Could you print every record below exactly as it appears?

* START Task inputs *

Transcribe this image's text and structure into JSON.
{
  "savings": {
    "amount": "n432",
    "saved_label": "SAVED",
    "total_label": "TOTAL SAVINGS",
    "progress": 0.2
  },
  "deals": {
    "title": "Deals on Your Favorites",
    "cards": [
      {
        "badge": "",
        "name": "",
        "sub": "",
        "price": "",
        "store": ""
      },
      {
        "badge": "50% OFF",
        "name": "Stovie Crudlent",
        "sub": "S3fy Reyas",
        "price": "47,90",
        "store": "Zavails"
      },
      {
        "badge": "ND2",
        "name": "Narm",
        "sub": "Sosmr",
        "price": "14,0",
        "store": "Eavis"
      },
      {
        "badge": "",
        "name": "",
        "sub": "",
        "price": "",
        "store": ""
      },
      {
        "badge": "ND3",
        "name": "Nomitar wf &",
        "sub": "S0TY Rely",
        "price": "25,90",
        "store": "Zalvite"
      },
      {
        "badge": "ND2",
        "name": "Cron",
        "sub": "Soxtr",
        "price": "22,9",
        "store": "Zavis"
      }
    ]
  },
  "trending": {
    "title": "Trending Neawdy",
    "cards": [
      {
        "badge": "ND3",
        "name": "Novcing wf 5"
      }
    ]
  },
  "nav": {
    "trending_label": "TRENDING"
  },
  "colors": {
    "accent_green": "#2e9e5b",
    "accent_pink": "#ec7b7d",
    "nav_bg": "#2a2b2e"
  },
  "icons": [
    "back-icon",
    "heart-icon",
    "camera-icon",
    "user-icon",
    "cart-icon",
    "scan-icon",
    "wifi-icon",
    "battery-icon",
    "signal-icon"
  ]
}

* END Task inputs *

• **Task solution**
Transcribe this image's text and structure into JSON.
{
  "savings": {
    "amount": "n432",
    "saved_label": "SAVED",
    "total_label": "TOTAL SAVINGS",
    "progress": 0.2
  },
  "deals": {
    "title": "Deals on Your Favorites",
    "cards": [
      {
        "badge": "",
        "name": "",
        "sub": "",
        "price": "",
        "store": ""
      },
      {
        "badge": "50% OFF",
        "name": "Stovie Crudlent",
        "sub": "S3fy Reyas",
        "price": "47,90",
        "store": "Zavails"
      },
      {
        "badge": "ND2",
        "name": "Narm",
        "sub": "Sosmr",
        "price": "14,0",
        "store": "Eavis"
      },
      {
        "badge": "",
        "name": "",
        "sub": "",
        "price": "",
        "store": ""
      },
      {
        "badge": "ND3",
        "name": "Nomitar wf &",
        "sub": "S0TY Rely",
        "price": "25,90",
        "store": "Zalvite"
      },
      {
        "badge": "ND2",
        "name": "Cron",
        "sub": "Soxtr",
        "price": "22,9",
        "store": "Zavis"
      }
    ]
  },
  "trending": {
    "title": "Trending Neawdy",
    "cards": [
      {
        "badge": "ND3",
        "name": "Novcing wf 5"
      }
    ]
  },
  "nav": {
    "trending_label": "TRENDING"
  },
  "colors": {
    "accent_green": "#2e9e5b",
    "accent_pink": "#ec7b7d",
    "nav_bg": "#2a2b2e"
  },
  "icons": [
    "back-icon",
    "heart-icon",
    "camera-icon",
    "user-icon",
    "cart-icon",
    "scan-icon",
    "wifi-icon",
    "battery-icon",
    "signal-icon"
  ]
}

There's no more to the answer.